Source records
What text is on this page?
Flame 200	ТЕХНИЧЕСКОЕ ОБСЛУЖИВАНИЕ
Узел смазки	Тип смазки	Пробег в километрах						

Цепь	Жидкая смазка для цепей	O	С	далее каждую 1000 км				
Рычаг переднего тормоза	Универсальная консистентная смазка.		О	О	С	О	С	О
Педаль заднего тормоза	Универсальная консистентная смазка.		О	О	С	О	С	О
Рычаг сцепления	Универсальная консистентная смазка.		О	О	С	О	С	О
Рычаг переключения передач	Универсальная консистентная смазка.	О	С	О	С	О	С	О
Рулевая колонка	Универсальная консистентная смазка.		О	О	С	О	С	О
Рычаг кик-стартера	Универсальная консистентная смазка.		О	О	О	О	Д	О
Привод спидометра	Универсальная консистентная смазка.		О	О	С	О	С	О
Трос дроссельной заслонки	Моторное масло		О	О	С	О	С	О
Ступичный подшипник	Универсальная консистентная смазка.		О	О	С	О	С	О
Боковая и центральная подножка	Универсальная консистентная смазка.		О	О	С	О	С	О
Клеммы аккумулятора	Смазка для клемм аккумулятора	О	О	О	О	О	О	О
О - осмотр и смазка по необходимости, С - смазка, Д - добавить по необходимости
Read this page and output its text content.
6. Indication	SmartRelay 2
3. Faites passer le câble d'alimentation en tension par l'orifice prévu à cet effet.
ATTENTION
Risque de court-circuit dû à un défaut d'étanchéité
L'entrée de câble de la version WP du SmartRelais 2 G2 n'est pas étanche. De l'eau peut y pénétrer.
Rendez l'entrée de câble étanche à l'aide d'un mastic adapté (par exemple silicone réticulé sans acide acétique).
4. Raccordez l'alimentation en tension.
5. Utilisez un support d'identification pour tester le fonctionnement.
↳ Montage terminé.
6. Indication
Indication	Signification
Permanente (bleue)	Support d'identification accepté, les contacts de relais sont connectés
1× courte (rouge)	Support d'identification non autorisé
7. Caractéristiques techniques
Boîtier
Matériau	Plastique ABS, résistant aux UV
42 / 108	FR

» **Aim of the task**
Search the entries for the string "тормоза" and collect each line that has it.

» **Exercise output**
Рычаг переднего тормоза	Универсальная консистентная смазка.		О	О	С	О	С	О
Педаль заднего тормоза	Универсальная консистентная смазка.		О	О	С	О	С	О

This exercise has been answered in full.